> [TASK] Nothing in the data should change when you return it, but leave the pictures out.

> [GIVEN RECORDS]
________________

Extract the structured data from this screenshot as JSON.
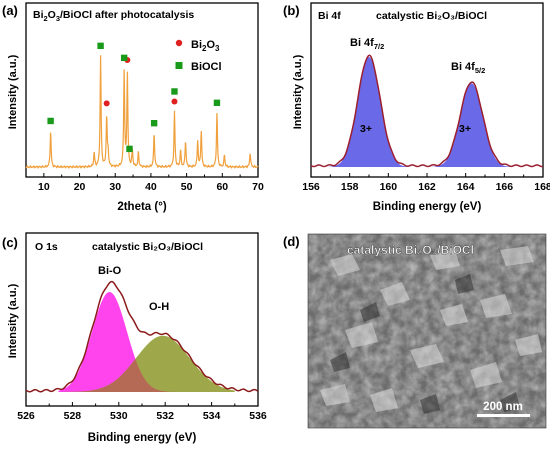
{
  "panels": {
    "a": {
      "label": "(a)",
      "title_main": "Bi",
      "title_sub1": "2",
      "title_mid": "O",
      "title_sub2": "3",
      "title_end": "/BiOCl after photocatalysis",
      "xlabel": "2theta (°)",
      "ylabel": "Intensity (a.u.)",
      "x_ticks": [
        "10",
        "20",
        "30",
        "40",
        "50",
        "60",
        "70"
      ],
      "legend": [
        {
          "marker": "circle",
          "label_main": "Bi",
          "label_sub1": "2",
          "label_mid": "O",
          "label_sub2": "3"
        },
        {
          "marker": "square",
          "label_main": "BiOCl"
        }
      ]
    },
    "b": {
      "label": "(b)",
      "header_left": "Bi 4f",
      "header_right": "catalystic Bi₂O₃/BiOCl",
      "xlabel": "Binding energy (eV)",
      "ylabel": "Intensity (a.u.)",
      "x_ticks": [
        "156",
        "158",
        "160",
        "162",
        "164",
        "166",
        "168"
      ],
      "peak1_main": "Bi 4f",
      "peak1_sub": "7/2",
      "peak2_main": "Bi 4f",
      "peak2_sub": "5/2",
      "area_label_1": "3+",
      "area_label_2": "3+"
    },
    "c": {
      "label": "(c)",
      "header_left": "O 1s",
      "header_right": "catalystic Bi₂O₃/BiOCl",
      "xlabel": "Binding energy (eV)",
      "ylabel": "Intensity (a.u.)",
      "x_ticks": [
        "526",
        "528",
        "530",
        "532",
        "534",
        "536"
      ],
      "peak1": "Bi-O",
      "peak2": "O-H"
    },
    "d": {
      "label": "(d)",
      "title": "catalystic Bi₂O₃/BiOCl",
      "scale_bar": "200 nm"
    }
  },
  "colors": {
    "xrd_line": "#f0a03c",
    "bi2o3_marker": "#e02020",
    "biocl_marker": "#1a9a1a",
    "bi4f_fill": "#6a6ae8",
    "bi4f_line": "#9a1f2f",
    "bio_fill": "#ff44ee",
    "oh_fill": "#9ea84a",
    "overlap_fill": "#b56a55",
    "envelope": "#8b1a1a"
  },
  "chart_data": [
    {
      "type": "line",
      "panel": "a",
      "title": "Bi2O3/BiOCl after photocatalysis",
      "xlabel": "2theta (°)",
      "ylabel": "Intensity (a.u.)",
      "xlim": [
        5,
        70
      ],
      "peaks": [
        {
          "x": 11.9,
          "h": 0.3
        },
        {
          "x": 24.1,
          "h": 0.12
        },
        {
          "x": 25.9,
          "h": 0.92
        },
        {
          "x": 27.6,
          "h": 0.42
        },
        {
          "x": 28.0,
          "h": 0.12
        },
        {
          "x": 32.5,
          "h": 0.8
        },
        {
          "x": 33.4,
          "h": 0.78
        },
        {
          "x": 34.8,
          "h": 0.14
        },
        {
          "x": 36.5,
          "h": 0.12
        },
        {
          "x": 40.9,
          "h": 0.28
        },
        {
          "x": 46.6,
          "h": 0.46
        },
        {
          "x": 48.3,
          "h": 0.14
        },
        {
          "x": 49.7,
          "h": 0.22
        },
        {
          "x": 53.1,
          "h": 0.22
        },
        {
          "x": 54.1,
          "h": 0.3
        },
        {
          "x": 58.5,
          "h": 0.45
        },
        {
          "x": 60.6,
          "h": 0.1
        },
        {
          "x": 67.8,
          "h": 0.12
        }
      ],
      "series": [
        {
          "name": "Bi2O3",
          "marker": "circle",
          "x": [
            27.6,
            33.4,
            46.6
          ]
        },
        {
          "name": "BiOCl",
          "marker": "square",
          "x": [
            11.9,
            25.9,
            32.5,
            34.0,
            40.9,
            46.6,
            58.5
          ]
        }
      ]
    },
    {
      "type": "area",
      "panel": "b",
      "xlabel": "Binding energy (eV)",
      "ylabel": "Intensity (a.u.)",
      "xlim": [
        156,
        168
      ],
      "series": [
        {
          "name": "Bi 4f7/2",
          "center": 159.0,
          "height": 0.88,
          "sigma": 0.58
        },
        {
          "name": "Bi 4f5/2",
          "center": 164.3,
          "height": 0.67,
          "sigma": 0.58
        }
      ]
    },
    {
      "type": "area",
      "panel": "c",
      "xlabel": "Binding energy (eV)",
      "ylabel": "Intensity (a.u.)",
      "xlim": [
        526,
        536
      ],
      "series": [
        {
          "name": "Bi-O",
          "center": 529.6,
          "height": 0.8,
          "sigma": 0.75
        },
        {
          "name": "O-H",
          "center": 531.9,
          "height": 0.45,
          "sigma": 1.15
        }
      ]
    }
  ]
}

________________

> [EXERCISE ANSWER]
Extract the structured data from this screenshot as JSON.
{
  "panels": {
    "a": {
      "label": "(a)",
      "title_main": "Bi",
      "title_sub1": "2",
      "title_mid": "O",
      "title_sub2": "3",
      "title_end": "/BiOCl after photocatalysis",
      "xlabel": "2theta (°)",
      "ylabel": "Intensity (a.u.)",
      "x_ticks": [
        "10",
        "20",
        "30",
        "40",
        "50",
        "60",
        "70"
      ],
      "legend": [
        {
          "marker": "circle",
          "label_main": "Bi",
          "label_sub1": "2",
          "label_mid": "O",
          "label_sub2": "3"
        },
        {
          "marker": "square",
          "label_main": "BiOCl"
        }
      ]
    },
    "b": {
      "label": "(b)",
      "header_left": "Bi 4f",
      "header_right": "catalystic Bi₂O₃/BiOCl",
      "xlabel": "Binding energy (eV)",
      "ylabel": "Intensity (a.u.)",
      "x_ticks": [
        "156",
        "158",
        "160",
        "162",
        "164",
        "166",
        "168"
      ],
      "peak1_main": "Bi 4f",
      "peak1_sub": "7/2",
      "peak2_main": "Bi 4f",
      "peak2_sub": "5/2",
      "area_label_1": "3+",
      "area_label_2": "3+"
    },
    "c": {
      "label": "(c)",
      "header_left": "O 1s",
      "header_right": "catalystic Bi₂O₃/BiOCl",
      "xlabel": "Binding energy (eV)",
      "ylabel": "Intensity (a.u.)",
      "x_ticks": [
        "526",
        "528",
        "530",
        "532",
        "534",
        "536"
      ],
      "peak1": "Bi-O",
      "peak2": "O-H"
    },
    "d": {
      "label": "(d)",
      "title": "catalystic Bi₂O₃/BiOCl",
      "scale_bar": "200 nm"
    }
  },
  "colors": {
    "xrd_line": "#f0a03c",
    "bi2o3_marker": "#e02020",
    "biocl_marker": "#1a9a1a",
    "bi4f_fill": "#6a6ae8",
    "bi4f_line": "#9a1f2f",
    "bio_fill": "#ff44ee",
    "oh_fill": "#9ea84a",
    "overlap_fill": "#b56a55",
    "envelope": "#8b1a1a"
  },
  "chart_data": [
    {
      "type": "line",
      "panel": "a",
      "title": "Bi2O3/BiOCl after photocatalysis",
      "xlabel": "2theta (°)",
      "ylabel": "Intensity (a.u.)",
      "xlim": [
        5,
        70
      ],
      "peaks": [
        {
          "x": 11.9,
          "h": 0.3
        },
        {
          "x": 24.1,
          "h": 0.12
        },
        {
          "x": 25.9,
          "h": 0.92
        },
        {
          "x": 27.6,
          "h": 0.42
        },
        {
          "x": 28.0,
          "h": 0.12
        },
        {
          "x": 32.5,
          "h": 0.8
        },
        {
          "x": 33.4,
          "h": 0.78
        },
        {
          "x": 34.8,
          "h": 0.14
        },
        {
          "x": 36.5,
          "h": 0.12
        },
        {
          "x": 40.9,
          "h": 0.28
        },
        {
          "x": 46.6,
          "h": 0.46
        },
        {
          "x": 48.3,
          "h": 0.14
        },
        {
          "x": 49.7,
          "h": 0.22
        },
        {
          "x": 53.1,
          "h": 0.22
        },
        {
          "x": 54.1,
          "h": 0.3
        },
        {
          "x": 58.5,
          "h": 0.45
        },
        {
          "x": 60.6,
          "h": 0.1
        },
        {
          "x": 67.8,
          "h": 0.12
        }
      ],
      "series": [
        {
          "name": "Bi2O3",
          "marker": "circle",
          "x": [
            27.6,
            33.4,
            46.6
          ]
        },
        {
          "name": "BiOCl",
          "marker": "square",
          "x": [
            11.9,
            25.9,
            32.5,
            34.0,
            40.9,
            46.6,
            58.5
          ]
        }
      ]
    },
    {
      "type": "area",
      "panel": "b",
      "xlabel": "Binding energy (eV)",
      "ylabel": "Intensity (a.u.)",
      "xlim": [
        156,
        168
      ],
      "series": [
        {
          "name": "Bi 4f7/2",
          "center": 159.0,
          "height": 0.88,
          "sigma": 0.58
        },
        {
          "name": "Bi 4f5/2",
          "center": 164.3,
          "height": 0.67,
          "sigma": 0.58
        }
      ]
    },
    {
      "type": "area",
      "panel": "c",
      "xlabel": "Binding energy (eV)",
      "ylabel": "Intensity (a.u.)",
      "xlim": [
        526,
        536
      ],
      "series": [
        {
          "name": "Bi-O",
          "center": 529.6,
          "height": 0.8,
          "sigma": 0.75
        },
        {
          "name": "O-H",
          "center": 531.9,
          "height": 0.45,
          "sigma": 1.15
        }
      ]
    }
  ]
}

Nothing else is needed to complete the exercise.